Aim:
Extract, from the records beneath this instruction, each line that contains the word "guide".

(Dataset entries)
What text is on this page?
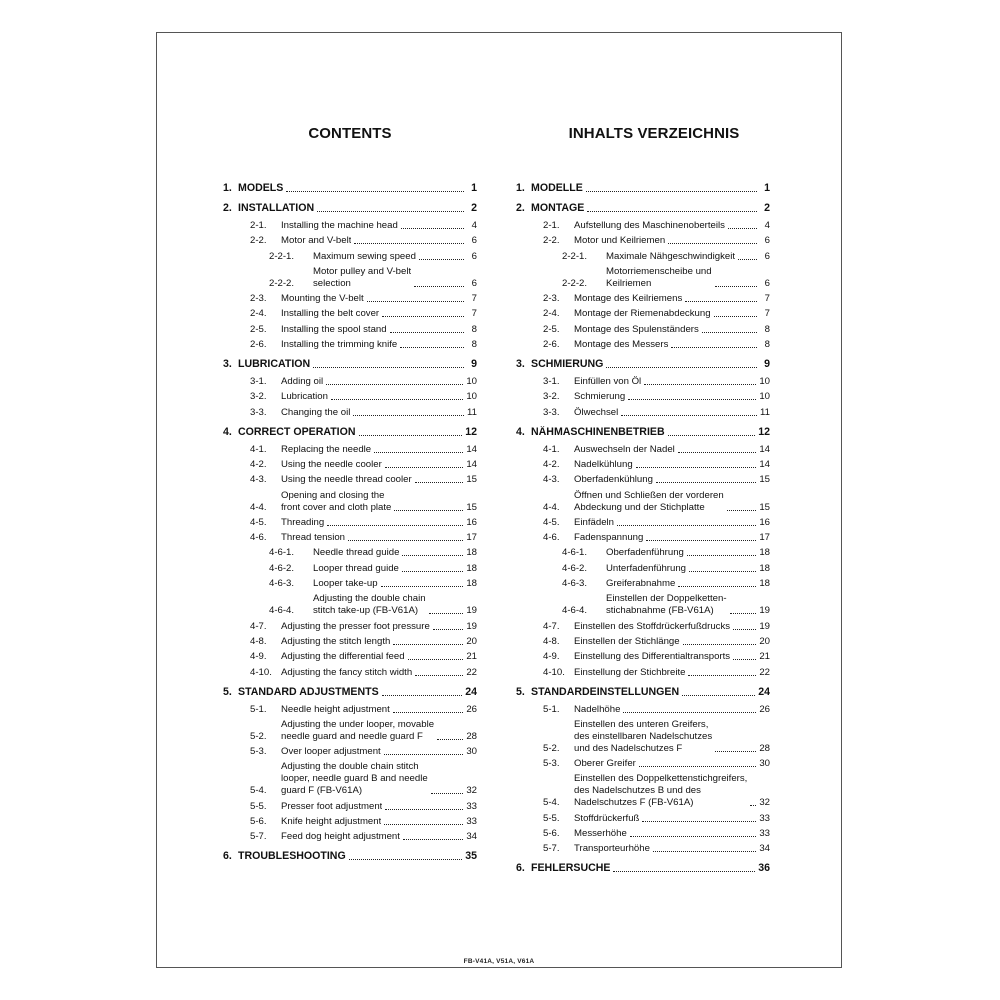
CONTENTS
1. MODELS	1
2. INSTALLATION	2
2-1.	Installing the machine head	4
2-2.	Motor and V-belt	6
2-2-1.	Maximum sewing speed	6
2-2-2.
Motor pulley and V-belt
selection	6
2-3.	Mounting the V-belt	7
2-4.	Installing the belt cover	7
2-5.	Installing the spool stand	8
2-6.	Installing the trimming knife	8
3. LUBRICATION	9
3-1.	Adding oil	10
3-2.	Lubrication	10
3-3.	Changing the oil	11
4. CORRECT OPERATION	12
4-1.	Replacing the needle	14
4-2.	Using the needle cooler	14
4-3.	Using the needle thread cooler	15
4-4.
Opening and closing the
front cover and cloth plate	15
4-5.	Threading	16
4-6.	Thread tension	17
4-6-1.	Needle thread guide	18
4-6-2.	Looper thread guide	18
4-6-3.	Looper take-up	18
4-6-4.
Adjusting the double chain
stitch take-up (FB-V61A)	19
4-7.	Adjusting the presser foot pressure	19
4-8.	Adjusting the stitch length	20
4-9.	Adjusting the differential feed	21
4-10. Adjusting the fancy stitch width	22
5. STANDARD ADJUSTMENTS	24
5-1.	Needle height adjustment	26
5-2.
Adjusting the under looper, movable
needle guard and needle guard F	28
5-3.	Over looper adjustment	30
5-4.
Adjusting the double chain stitch
looper, needle guard B and needle
guard F (FB-V61A)	32
5-5.	Presser foot adjustment	33
5-6.	Knife height adjustment	33
5-7.	Feed dog height adjustment	34
6. TROUBLESHOOTING	35
INHALTS VERZEICHNIS
1. MODELLE	1
2. MONTAGE	2
2-1.	Aufstellung des Maschinenoberteils	4
2-2.	Motor und Keilriemen	6
2-2-1.	Maximale Nähgeschwindigkeit	6
2-2-2.
Motorriemenscheibe und
Keilriemen	6
2-3.	Montage des Keilriemens	7
2-4.	Montage der Riemenabdeckung	7
2-5.	Montage des Spulenständers	8
2-6.	Montage des Messers	8
3. SCHMIERUNG	9
3-1.	Einfüllen von Öl	10
3-2.	Schmierung	10
3-3.	Ölwechsel	11
4. NÄHMASCHINENBETRIEB	12
4-1.	Auswechseln der Nadel	14
4-2.	Nadelkühlung	14
4-3.	Oberfadenkühlung	15
4-4.
Öffnen und Schließen der vorderen
Abdeckung und der Stichplatte	15
4-5.	Einfädeln	16
4-6.	Fadenspannung	17
4-6-1.	Oberfadenführung	18
4-6-2.	Unterfadenführung	18
4-6-3.	Greiferabnahme	18
4-6-4.
Einstellen der Doppelketten-
stichabnahme (FB-V61A)	19
4-7.	Einstellen des Stoffdrückerfußdrucks	19
4-8.	Einstellen der Stichlänge	20
4-9.	Einstellung des Differentialtransports	21
4-10. Einstellung der Stichbreite	22
5. STANDARDEINSTELLUNGEN	24
5-1.	Nadelhöhe	26
5-2.
Einstellen des unteren Greifers,
des einstellbaren Nadelschutzes
und des Nadelschutzes F	28
5-3.	Oberer Greifer	30
5-4.
Einstellen des Doppelkettenstichgreifers,
des Nadelschutzes B und des
Nadelschutzes F (FB-V61A)	32
5-5.	Stoffdrückerfuß	33
5-6.	Messerhöhe	33
5-7.	Transporteurhöhe	34
6. FEHLERSUCHE	36
FB-V41A, V51A, V61A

Result of this exercise:
4-6-1.	Needle thread guide	18
4-6-2.	Looper thread guide	18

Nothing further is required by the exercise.